● **Given problem 1**
Please list the subjects that the dino ice excavation text says the activity teaches kids about.
● **Given problem 2**
According to the dino ice excavation text, how long should the container stay in the freezer to set?

● **Supplied passage**
-------
Dino ice excavation

Release the dinosaurs from their icy prison!

This roaring excavation activity will brighten the rainiest of days, and teach kids about the nature of paleontology, extinction, and conservation in the process.



  1. Fill the plastic container with water, and add your chosen dinosaurs.
  2. Place in the freezer and allow to set overnight.
  3. Remove from the freezer.
  4. It’s almost time to release the dinosaurs from their icy prison! Start by talking to your child about what a paleontologist is (this video is a great place to start, and you can also draw upon our trivia below). What can we learn from the remains of dinosaurs?
  5. You could also talk to your child about the ice age, and the implications it has today. What does it mean when a species goes extinct? How can humans work together to protect endangered species? Why is our climate so delicate and important?
-------
● **Material provided**
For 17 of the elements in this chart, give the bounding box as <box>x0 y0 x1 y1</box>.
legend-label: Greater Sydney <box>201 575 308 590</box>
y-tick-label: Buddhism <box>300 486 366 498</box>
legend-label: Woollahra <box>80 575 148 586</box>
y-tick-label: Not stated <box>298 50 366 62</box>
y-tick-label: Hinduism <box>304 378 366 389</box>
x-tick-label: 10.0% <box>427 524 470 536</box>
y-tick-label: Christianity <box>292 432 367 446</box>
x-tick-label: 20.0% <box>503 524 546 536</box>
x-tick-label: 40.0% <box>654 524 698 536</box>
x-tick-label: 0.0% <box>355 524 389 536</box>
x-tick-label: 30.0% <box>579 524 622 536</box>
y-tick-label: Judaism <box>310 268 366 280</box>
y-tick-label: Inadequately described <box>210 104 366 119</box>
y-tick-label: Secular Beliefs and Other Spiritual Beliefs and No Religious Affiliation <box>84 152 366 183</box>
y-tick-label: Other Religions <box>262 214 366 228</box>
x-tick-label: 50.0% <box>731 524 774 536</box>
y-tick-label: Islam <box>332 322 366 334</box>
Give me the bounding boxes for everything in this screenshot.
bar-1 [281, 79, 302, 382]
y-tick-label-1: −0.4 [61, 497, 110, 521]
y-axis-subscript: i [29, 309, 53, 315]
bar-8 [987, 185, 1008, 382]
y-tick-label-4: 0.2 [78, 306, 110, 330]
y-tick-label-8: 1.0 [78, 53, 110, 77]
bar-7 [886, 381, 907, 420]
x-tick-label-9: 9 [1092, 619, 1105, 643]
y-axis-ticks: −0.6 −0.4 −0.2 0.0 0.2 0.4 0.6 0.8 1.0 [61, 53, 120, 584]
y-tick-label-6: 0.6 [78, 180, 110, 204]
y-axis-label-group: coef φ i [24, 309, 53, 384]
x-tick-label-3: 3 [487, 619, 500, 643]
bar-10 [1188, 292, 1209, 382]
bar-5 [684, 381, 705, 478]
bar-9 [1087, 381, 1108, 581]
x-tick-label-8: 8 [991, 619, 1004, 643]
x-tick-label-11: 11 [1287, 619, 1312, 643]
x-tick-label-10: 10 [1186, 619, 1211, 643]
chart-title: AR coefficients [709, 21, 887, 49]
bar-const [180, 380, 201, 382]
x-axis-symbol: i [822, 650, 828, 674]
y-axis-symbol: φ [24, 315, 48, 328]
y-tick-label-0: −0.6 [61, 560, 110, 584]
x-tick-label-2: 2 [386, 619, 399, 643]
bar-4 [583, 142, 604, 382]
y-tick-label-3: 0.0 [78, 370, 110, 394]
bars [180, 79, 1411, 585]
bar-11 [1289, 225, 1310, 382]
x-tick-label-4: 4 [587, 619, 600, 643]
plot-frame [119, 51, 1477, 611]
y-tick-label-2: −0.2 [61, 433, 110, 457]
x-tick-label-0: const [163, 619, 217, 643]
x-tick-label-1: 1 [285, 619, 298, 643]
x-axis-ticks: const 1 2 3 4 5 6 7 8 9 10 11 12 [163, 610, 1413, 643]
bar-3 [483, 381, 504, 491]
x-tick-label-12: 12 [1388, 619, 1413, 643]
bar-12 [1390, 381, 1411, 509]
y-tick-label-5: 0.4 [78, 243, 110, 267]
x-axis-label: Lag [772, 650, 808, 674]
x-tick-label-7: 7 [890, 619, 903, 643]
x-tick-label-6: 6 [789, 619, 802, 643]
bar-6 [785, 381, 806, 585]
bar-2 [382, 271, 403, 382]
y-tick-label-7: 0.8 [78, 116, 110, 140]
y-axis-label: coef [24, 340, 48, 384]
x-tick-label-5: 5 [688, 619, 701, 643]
-------
● **Task result 1**
Paleontology, extinction, and conservation.

● **Task result 2**
Overnight.